PROBLEM TO SOLVE: Omit the pictures, please, and give each record below again exactly.

Collected data entries
⟨
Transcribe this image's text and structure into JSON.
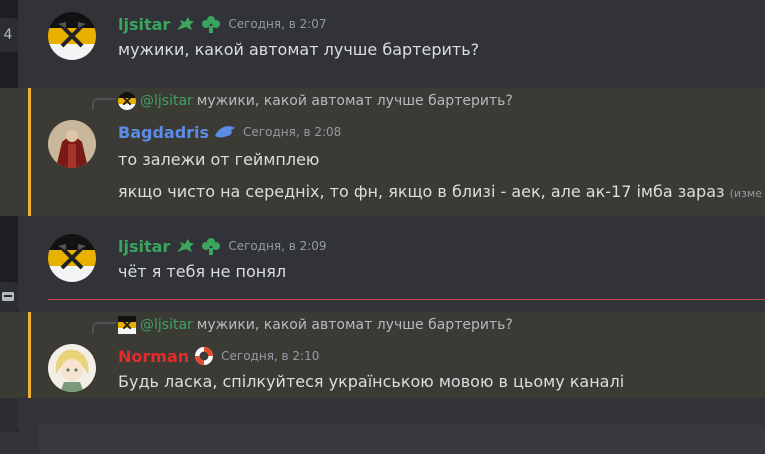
{
  "colors": {
    "bg": "#313338",
    "highlight": "#3c3a35",
    "reply_bar": "#f0b232",
    "green_name": "#3ba55d",
    "blue_name": "#5b8ce8",
    "red_name": "#e32b2b",
    "timestamp": "#949ba4"
  },
  "sidebar": {
    "top_icon": "4",
    "icons": [
      "keyboard-icon",
      "phone-icon"
    ]
  },
  "messages": [
    {
      "author": "ljsitar",
      "timestamp": "Сегодня, в 2:07",
      "lines": [
        "мужики, какой автомат лучше бартерить?"
      ]
    },
    {
      "reply_to": {
        "mention": "@ljsitar",
        "text": "мужики, какой автомат лучше бартерить?"
      },
      "author": "Bagdadris",
      "timestamp": "Сегодня, в 2:08",
      "lines": [
        "то залежи от геймплею",
        "якщо чисто на середніх, то фн, якщо в близі - аек, але ак-17 імба зараз"
      ],
      "edited_label": "(изме"
    },
    {
      "author": "ljsitar",
      "timestamp": "Сегодня, в 2:09",
      "lines": [
        "чёт я тебя не понял"
      ]
    },
    {
      "reply_to": {
        "mention": "@ljsitar",
        "text": "мужики, какой автомат лучше бартерить?"
      },
      "author": "Norman",
      "timestamp": "Сегодня, в 2:10",
      "lines": [
        "Будь ласка, спілкуйтеся українською мовою в цьому каналі"
      ]
    }
  ]
}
⟩
ANSWER FOR THIS EXERCISE:
Transcribe this image's text and structure into JSON.
{
  "colors": {
    "bg": "#313338",
    "highlight": "#3c3a35",
    "reply_bar": "#f0b232",
    "green_name": "#3ba55d",
    "blue_name": "#5b8ce8",
    "red_name": "#e32b2b",
    "timestamp": "#949ba4"
  },
  "sidebar": {
    "top_icon": "4",
    "icons": [
      "keyboard-icon",
      "phone-icon"
    ]
  },
  "messages": [
    {
      "author": "ljsitar",
      "timestamp": "Сегодня, в 2:07",
      "lines": [
        "мужики, какой автомат лучше бартерить?"
      ]
    },
    {
      "reply_to": {
        "mention": "@ljsitar",
        "text": "мужики, какой автомат лучше бартерить?"
      },
      "author": "Bagdadris",
      "timestamp": "Сегодня, в 2:08",
      "lines": [
        "то залежи от геймплею",
        "якщо чисто на середніх, то фн, якщо в близі - аек, але ак-17 імба зараз"
      ],
      "edited_label": "(изме"
    },
    {
      "author": "ljsitar",
      "timestamp": "Сегодня, в 2:09",
      "lines": [
        "чёт я тебя не понял"
      ]
    },
    {
      "reply_to": {
        "mention": "@ljsitar",
        "text": "мужики, какой автомат лучше бартерить?"
      },
      "author": "Norman",
      "timestamp": "Сегодня, в 2:10",
      "lines": [
        "Будь ласка, спілкуйтеся українською мовою в цьому каналі"
      ]
    }
  ]
}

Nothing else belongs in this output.